Task prompt
Can you print the data exactly and leave out each image?

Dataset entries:
● ● ●
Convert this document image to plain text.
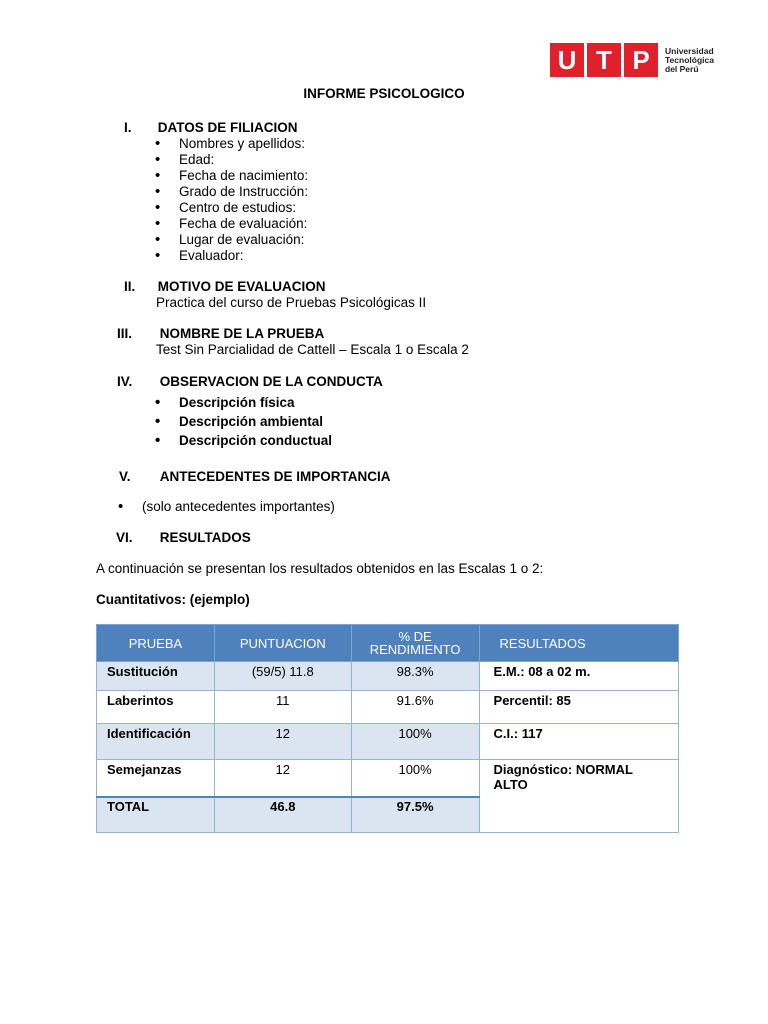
U T P	Universidad
Tecnológica
del Perú
INFORME PSICOLOGICO
I. DATOS DE FILIACION
• Nombres y apellidos:
• Edad:
• Fecha de nacimiento:
• Grado de Instrucción:
• Centro de estudios:
• Fecha de evaluación:
• Lugar de evaluación:
• Evaluador:
II. MOTIVO DE EVALUACION
Practica del curso de Pruebas Psicológicas II
III. NOMBRE DE LA PRUEBA
Test Sin Parcialidad de Cattell – Escala 1 o Escala 2
IV. OBSERVACION DE LA CONDUCTA
• Descripción física
• Descripción ambiental
• Descripción conductual
V. ANTECEDENTES DE IMPORTANCIA
• (solo antecedentes importantes)
VI. RESULTADOS
A continuación se presentan los resultados obtenidos en las Escalas 1 o 2:
Cuantitativos: (ejemplo)
PRUEBA	PUNTUACION	% DE RENDIMIENTO	RESULTADOS
Sustitución	(59/5) 11.8	98.3%	E.M.: 08 a 02 m.
Laberintos	11	91.6%	Percentil: 85
Identificación	12	100%	C.I.: 117
Semejanzas	12	100%	Diagnóstico: NORMAL ALTO
TOTAL	46.8	97.5%	
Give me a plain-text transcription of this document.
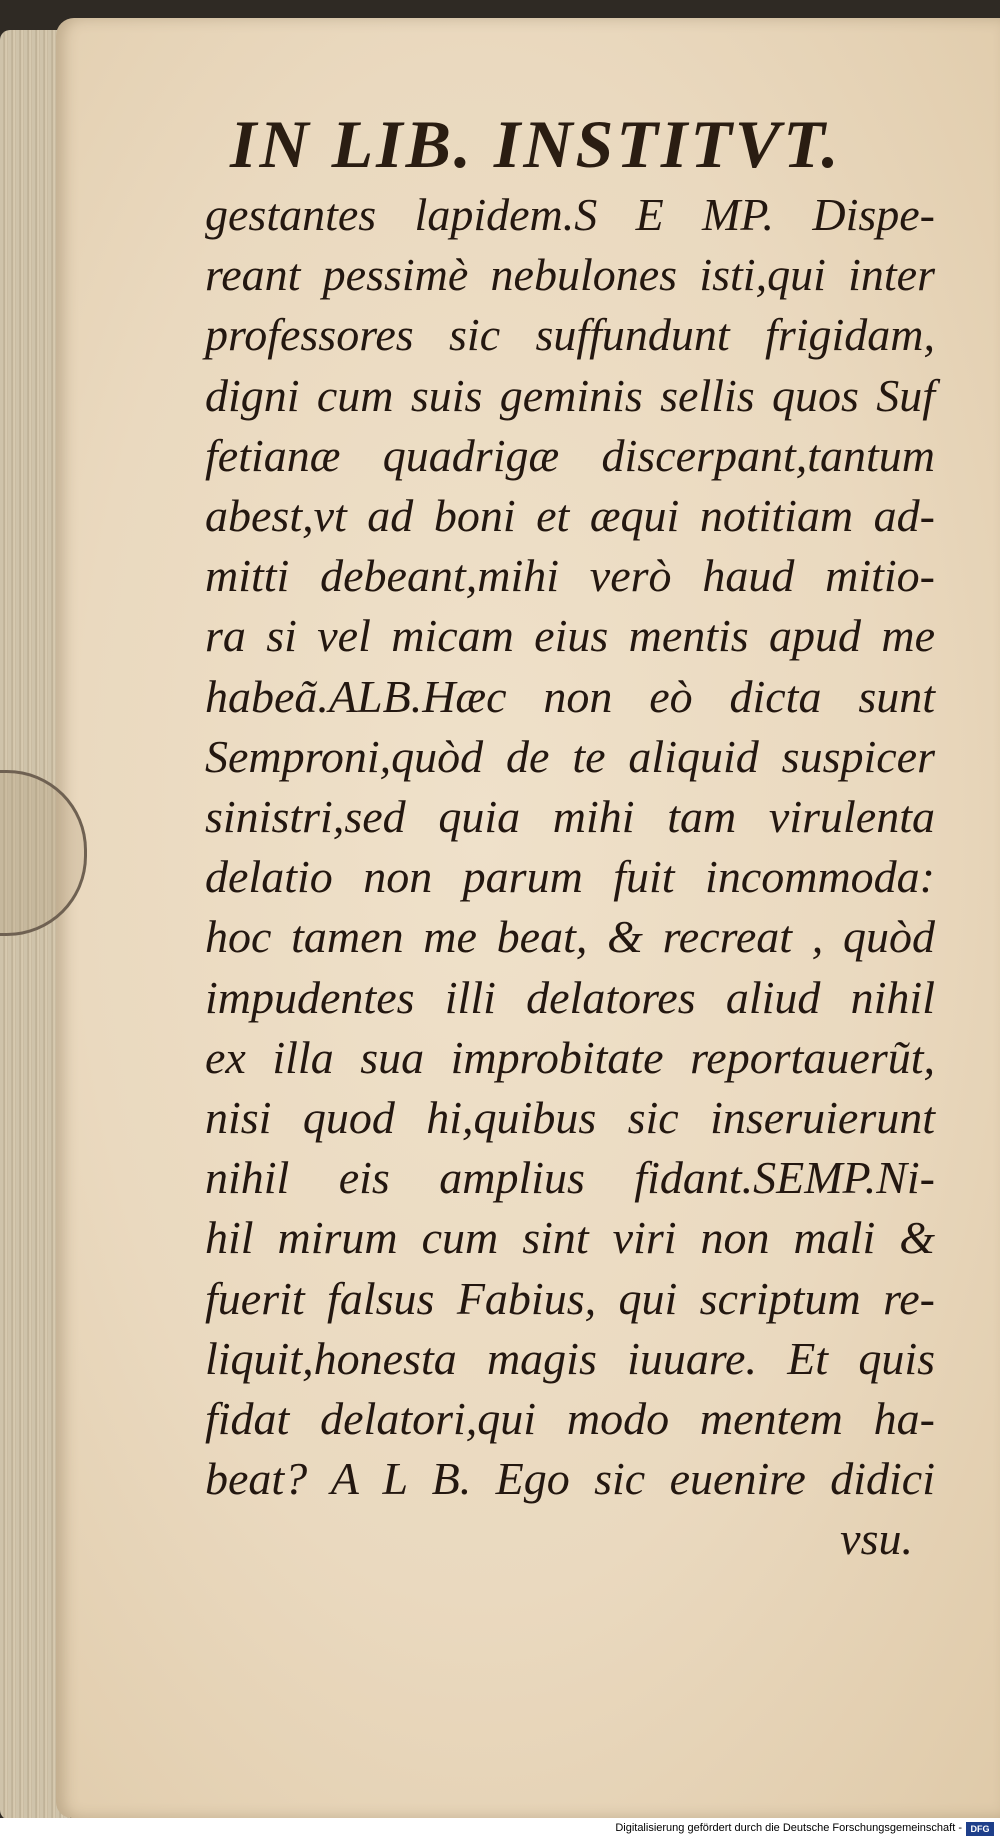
IN LIB. INSTITVT.
gestantes lapidem.S E MP. Dispe-
reant pessimè nebulones isti,qui inter
professores sic suffundunt frigidam,
digni cum suis geminis sellis quos Suf
fetianæ quadrigæ discerpant,tantum
abest,vt ad boni et æqui notitiam ad-
mitti debeant,mihi verò haud mitio-
ra si vel micam eius mentis apud me
habeã.ALB.Hæc non eò dicta sunt
Semproni,quòd de te aliquid suspicer
sinistri,sed quia mihi tam virulenta
delatio non parum fuit incommoda:
hoc tamen me beat, & recreat , quòd
impudentes illi delatores aliud nihil
ex illa sua improbitate reportauerũt,
nisi quod hi,quibus sic inseruierunt
nihil eis amplius fidant.SEMP.Ni-
hil mirum cum sint viri non mali &
fuerit falsus Fabius, qui scriptum re-
liquit,honesta magis iuuare. Et quis
fidat delatori,qui modo mentem ha-
beat? A L B. Ego sic euenire didici
vsu.
Digitalisierung gefördert durch die Deutsche Forschungsgemeinschaft - DFG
● ● ●
Result
Convert this document image to plain text.
U T P	Universidad
Tecnológica
del Perú
INFORME PSICOLOGICO
I. DATOS DE FILIACION
• Nombres y apellidos:
• Edad:
• Fecha de nacimiento:
• Grado de Instrucción:
• Centro de estudios:
• Fecha de evaluación:
• Lugar de evaluación:
• Evaluador:
II. MOTIVO DE EVALUACION
Practica del curso de Pruebas Psicológicas II
III. NOMBRE DE LA PRUEBA
Test Sin Parcialidad de Cattell – Escala 1 o Escala 2
IV. OBSERVACION DE LA CONDUCTA
• Descripción física
• Descripción ambiental
• Descripción conductual
V. ANTECEDENTES DE IMPORTANCIA
• (solo antecedentes importantes)
VI. RESULTADOS
A continuación se presentan los resultados obtenidos en las Escalas 1 o 2:
Cuantitativos: (ejemplo)
PRUEBA	PUNTUACION	% DE RENDIMIENTO	RESULTADOS
Sustitución	(59/5) 11.8	98.3%	E.M.: 08 a 02 m.
Laberintos	11	91.6%	Percentil: 85
Identificación	12	100%	C.I.: 117
Semejanzas	12	100%	Diagnóstico: NORMAL ALTO
TOTAL	46.8	97.5%	
Give me a plain-text transcription of this document.
IN LIB. INSTITVT.
gestantes lapidem.S E MP. Dispe-
reant pessimè nebulones isti,qui inter
professores sic suffundunt frigidam,
digni cum suis geminis sellis quos Suf
fetianæ quadrigæ discerpant,tantum
abest,vt ad boni et æqui notitiam ad-
mitti debeant,mihi verò haud mitio-
ra si vel micam eius mentis apud me
habeã.ALB.Hæc non eò dicta sunt
Semproni,quòd de te aliquid suspicer
sinistri,sed quia mihi tam virulenta
delatio non parum fuit incommoda:
hoc tamen me beat, & recreat , quòd
impudentes illi delatores aliud nihil
ex illa sua improbitate reportauerũt,
nisi quod hi,quibus sic inseruierunt
nihil eis amplius fidant.SEMP.Ni-
hil mirum cum sint viri non mali &
fuerit falsus Fabius, qui scriptum re-
liquit,honesta magis iuuare. Et quis
fidat delatori,qui modo mentem ha-
beat? A L B. Ego sic euenire didici
vsu.
Digitalisierung gefördert durch die Deutsche Forschungsgemeinschaft - DFG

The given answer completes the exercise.